EXERCISE REQUIREMENTS - Look through the material below. Copy every line with the string "document" in it.

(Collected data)
***

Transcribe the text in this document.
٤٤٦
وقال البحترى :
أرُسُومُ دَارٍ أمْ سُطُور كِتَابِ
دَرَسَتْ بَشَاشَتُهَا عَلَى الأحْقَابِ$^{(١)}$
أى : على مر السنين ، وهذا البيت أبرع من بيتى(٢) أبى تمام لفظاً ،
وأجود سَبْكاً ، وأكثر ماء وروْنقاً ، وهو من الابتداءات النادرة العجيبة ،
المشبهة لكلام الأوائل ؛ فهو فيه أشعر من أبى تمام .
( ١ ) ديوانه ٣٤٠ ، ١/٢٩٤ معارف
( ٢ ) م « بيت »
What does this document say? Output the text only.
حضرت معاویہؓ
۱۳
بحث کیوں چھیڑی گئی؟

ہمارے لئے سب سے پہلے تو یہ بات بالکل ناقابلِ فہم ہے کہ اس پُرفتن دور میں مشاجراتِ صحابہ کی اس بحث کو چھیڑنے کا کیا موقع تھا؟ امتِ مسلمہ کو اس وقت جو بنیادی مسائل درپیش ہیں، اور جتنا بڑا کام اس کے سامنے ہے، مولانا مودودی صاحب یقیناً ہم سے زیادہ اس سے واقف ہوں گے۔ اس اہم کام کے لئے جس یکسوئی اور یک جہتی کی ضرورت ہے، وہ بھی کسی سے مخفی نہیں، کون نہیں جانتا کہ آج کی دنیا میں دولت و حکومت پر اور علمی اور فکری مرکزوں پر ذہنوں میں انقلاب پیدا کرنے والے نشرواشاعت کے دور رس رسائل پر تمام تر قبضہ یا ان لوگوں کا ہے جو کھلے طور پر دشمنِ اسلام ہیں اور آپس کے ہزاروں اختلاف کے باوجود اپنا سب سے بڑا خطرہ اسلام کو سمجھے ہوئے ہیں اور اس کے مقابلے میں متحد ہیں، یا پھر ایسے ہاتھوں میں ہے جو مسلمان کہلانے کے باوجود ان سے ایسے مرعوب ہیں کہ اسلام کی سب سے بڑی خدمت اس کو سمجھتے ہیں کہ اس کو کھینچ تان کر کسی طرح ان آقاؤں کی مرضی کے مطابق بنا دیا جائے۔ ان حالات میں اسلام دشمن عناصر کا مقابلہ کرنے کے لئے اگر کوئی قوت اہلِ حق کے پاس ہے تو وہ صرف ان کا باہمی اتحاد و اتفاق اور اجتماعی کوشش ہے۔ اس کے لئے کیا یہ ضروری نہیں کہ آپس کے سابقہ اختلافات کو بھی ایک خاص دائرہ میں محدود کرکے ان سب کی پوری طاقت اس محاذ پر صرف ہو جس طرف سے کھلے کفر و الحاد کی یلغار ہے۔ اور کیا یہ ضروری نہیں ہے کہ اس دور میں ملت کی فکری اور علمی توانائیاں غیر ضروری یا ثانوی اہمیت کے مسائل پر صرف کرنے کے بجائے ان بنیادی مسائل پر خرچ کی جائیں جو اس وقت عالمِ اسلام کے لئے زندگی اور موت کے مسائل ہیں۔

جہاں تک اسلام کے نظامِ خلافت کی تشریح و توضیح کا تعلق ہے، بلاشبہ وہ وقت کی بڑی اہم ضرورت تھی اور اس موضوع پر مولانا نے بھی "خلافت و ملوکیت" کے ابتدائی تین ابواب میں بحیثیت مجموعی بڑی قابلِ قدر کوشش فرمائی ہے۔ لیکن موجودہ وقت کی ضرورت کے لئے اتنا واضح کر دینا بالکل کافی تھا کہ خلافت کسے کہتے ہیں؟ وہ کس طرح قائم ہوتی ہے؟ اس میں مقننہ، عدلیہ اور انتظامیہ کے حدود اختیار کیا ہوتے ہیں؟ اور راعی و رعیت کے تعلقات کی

***

THE OUTPUT -
Transcribe the text in this document.
What does this document say? Output the text only.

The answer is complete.